▸ **INFORMATION PROVIDED**
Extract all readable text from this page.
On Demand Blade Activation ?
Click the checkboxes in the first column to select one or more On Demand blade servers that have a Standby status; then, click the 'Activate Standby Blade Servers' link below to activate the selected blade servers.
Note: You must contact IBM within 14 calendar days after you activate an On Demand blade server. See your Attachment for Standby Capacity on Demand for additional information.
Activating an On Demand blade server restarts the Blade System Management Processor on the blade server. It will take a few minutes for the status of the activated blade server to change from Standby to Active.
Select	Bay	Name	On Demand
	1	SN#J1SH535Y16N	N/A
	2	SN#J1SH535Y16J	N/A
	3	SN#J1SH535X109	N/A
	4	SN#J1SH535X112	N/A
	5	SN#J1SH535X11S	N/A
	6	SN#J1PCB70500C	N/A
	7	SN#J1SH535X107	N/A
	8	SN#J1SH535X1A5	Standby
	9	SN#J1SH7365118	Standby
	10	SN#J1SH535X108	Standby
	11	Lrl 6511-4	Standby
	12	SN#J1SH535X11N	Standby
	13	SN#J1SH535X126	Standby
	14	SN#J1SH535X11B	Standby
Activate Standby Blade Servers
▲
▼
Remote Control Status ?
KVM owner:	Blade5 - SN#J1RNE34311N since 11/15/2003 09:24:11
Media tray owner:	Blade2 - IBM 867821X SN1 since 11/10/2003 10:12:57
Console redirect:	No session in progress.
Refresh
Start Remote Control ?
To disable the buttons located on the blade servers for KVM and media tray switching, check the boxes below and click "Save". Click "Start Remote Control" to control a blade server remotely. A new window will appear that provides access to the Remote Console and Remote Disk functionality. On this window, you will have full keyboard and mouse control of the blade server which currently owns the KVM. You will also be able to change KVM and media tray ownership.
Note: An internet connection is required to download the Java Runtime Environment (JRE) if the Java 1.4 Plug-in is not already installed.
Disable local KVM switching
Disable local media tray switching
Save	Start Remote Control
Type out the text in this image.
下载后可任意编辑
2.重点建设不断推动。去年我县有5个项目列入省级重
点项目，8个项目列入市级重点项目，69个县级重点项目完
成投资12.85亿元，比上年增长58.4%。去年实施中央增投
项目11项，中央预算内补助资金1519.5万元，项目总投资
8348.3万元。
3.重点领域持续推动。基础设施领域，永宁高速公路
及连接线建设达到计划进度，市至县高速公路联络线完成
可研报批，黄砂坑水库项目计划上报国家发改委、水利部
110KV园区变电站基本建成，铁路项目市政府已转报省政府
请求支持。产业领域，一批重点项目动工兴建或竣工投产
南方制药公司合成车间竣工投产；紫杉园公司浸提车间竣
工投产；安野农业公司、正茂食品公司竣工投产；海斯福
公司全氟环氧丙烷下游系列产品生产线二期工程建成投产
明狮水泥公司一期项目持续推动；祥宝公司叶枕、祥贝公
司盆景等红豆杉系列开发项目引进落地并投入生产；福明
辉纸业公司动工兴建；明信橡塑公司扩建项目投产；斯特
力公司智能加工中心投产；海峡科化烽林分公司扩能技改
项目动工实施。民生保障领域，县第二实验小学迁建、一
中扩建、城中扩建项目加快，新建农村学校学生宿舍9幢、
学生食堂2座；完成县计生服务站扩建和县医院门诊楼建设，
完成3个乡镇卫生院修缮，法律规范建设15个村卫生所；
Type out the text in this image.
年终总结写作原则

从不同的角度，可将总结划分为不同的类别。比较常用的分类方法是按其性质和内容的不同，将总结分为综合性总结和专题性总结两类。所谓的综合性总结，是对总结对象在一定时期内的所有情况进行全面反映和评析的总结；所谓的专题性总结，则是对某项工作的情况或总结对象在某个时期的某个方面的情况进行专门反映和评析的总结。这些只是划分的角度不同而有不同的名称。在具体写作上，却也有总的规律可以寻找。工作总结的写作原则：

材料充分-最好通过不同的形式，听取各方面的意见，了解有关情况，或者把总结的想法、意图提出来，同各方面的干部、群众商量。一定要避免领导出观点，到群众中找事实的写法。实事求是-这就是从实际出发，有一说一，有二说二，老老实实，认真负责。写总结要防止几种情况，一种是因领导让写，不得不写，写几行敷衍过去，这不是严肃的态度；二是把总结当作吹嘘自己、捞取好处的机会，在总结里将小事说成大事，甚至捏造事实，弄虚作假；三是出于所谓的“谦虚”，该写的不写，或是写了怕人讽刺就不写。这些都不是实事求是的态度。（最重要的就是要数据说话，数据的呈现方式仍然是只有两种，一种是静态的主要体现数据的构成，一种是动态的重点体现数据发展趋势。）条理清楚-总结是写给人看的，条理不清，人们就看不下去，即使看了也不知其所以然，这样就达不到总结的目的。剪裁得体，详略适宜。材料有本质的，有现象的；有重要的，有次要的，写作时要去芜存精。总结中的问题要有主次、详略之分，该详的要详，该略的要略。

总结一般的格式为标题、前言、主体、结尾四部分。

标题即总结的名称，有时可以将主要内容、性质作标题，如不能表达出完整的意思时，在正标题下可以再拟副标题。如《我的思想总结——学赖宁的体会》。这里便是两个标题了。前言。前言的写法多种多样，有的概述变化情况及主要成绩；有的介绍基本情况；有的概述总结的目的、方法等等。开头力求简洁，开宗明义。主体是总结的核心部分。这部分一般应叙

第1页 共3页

▸ **WORK TO BE COMPLETED**
Retype the whole listing, matching it exactly.

▸ **SOLUTION TO THE PROBLEM**
Extract all readable text from this page.
On Demand Blade Activation ?
Click the checkboxes in the first column to select one or more On Demand blade servers that have a Standby status; then, click the 'Activate Standby Blade Servers' link below to activate the selected blade servers.
Note: You must contact IBM within 14 calendar days after you activate an On Demand blade server. See your Attachment for Standby Capacity on Demand for additional information.
Activating an On Demand blade server restarts the Blade System Management Processor on the blade server. It will take a few minutes for the status of the activated blade server to change from Standby to Active.
Select	Bay	Name	On Demand
	1	SN#J1SH535Y16N	N/A
	2	SN#J1SH535Y16J	N/A
	3	SN#J1SH535X109	N/A
	4	SN#J1SH535X112	N/A
	5	SN#J1SH535X11S	N/A
	6	SN#J1PCB70500C	N/A
	7	SN#J1SH535X107	N/A
	8	SN#J1SH535X1A5	Standby
	9	SN#J1SH7365118	Standby
	10	SN#J1SH535X108	Standby
	11	Lrl 6511-4	Standby
	12	SN#J1SH535X11N	Standby
	13	SN#J1SH535X126	Standby
	14	SN#J1SH535X11B	Standby
Activate Standby Blade Servers
▲
▼
Remote Control Status ?
KVM owner:	Blade5 - SN#J1RNE34311N since 11/15/2003 09:24:11
Media tray owner:	Blade2 - IBM 867821X SN1 since 11/10/2003 10:12:57
Console redirect:	No session in progress.
Refresh
Start Remote Control ?
To disable the buttons located on the blade servers for KVM and media tray switching, check the boxes below and click "Save". Click "Start Remote Control" to control a blade server remotely. A new window will appear that provides access to the Remote Console and Remote Disk functionality. On this window, you will have full keyboard and mouse control of the blade server which currently owns the KVM. You will also be able to change KVM and media tray ownership.
Note: An internet connection is required to download the Java Runtime Environment (JRE) if the Java 1.4 Plug-in is not already installed.
Disable local KVM switching
Disable local media tray switching
Save	Start Remote Control
Type out the text in this image.
下载后可任意编辑
2.重点建设不断推动。去年我县有5个项目列入省级重
点项目，8个项目列入市级重点项目，69个县级重点项目完
成投资12.85亿元，比上年增长58.4%。去年实施中央增投
项目11项，中央预算内补助资金1519.5万元，项目总投资
8348.3万元。
3.重点领域持续推动。基础设施领域，永宁高速公路
及连接线建设达到计划进度，市至县高速公路联络线完成
可研报批，黄砂坑水库项目计划上报国家发改委、水利部
110KV园区变电站基本建成，铁路项目市政府已转报省政府
请求支持。产业领域，一批重点项目动工兴建或竣工投产
南方制药公司合成车间竣工投产；紫杉园公司浸提车间竣
工投产；安野农业公司、正茂食品公司竣工投产；海斯福
公司全氟环氧丙烷下游系列产品生产线二期工程建成投产
明狮水泥公司一期项目持续推动；祥宝公司叶枕、祥贝公
司盆景等红豆杉系列开发项目引进落地并投入生产；福明
辉纸业公司动工兴建；明信橡塑公司扩建项目投产；斯特
力公司智能加工中心投产；海峡科化烽林分公司扩能技改
项目动工实施。民生保障领域，县第二实验小学迁建、一
中扩建、城中扩建项目加快，新建农村学校学生宿舍9幢、
学生食堂2座；完成县计生服务站扩建和县医院门诊楼建设，
完成3个乡镇卫生院修缮，法律规范建设15个村卫生所；
Type out the text in this image.
年终总结写作原则

从不同的角度，可将总结划分为不同的类别。比较常用的分类方法是按其性质和内容的不同，将总结分为综合性总结和专题性总结两类。所谓的综合性总结，是对总结对象在一定时期内的所有情况进行全面反映和评析的总结；所谓的专题性总结，则是对某项工作的情况或总结对象在某个时期的某个方面的情况进行专门反映和评析的总结。这些只是划分的角度不同而有不同的名称。在具体写作上，却也有总的规律可以寻找。工作总结的写作原则：

材料充分-最好通过不同的形式，听取各方面的意见，了解有关情况，或者把总结的想法、意图提出来，同各方面的干部、群众商量。一定要避免领导出观点，到群众中找事实的写法。实事求是-这就是从实际出发，有一说一，有二说二，老老实实，认真负责。写总结要防止几种情况，一种是因领导让写，不得不写，写几行敷衍过去，这不是严肃的态度；二是把总结当作吹嘘自己、捞取好处的机会，在总结里将小事说成大事，甚至捏造事实，弄虚作假；三是出于所谓的“谦虚”，该写的不写，或是写了怕人讽刺就不写。这些都不是实事求是的态度。（最重要的就是要数据说话，数据的呈现方式仍然是只有两种，一种是静态的主要体现数据的构成，一种是动态的重点体现数据发展趋势。）条理清楚-总结是写给人看的，条理不清，人们就看不下去，即使看了也不知其所以然，这样就达不到总结的目的。剪裁得体，详略适宜。材料有本质的，有现象的；有重要的，有次要的，写作时要去芜存精。总结中的问题要有主次、详略之分，该详的要详，该略的要略。

总结一般的格式为标题、前言、主体、结尾四部分。

标题即总结的名称，有时可以将主要内容、性质作标题，如不能表达出完整的意思时，在正标题下可以再拟副标题。如《我的思想总结——学赖宁的体会》。这里便是两个标题了。前言。前言的写法多种多样，有的概述变化情况及主要成绩；有的介绍基本情况；有的概述总结的目的、方法等等。开头力求简洁，开宗明义。主体是总结的核心部分。这部分一般应叙

第1页 共3页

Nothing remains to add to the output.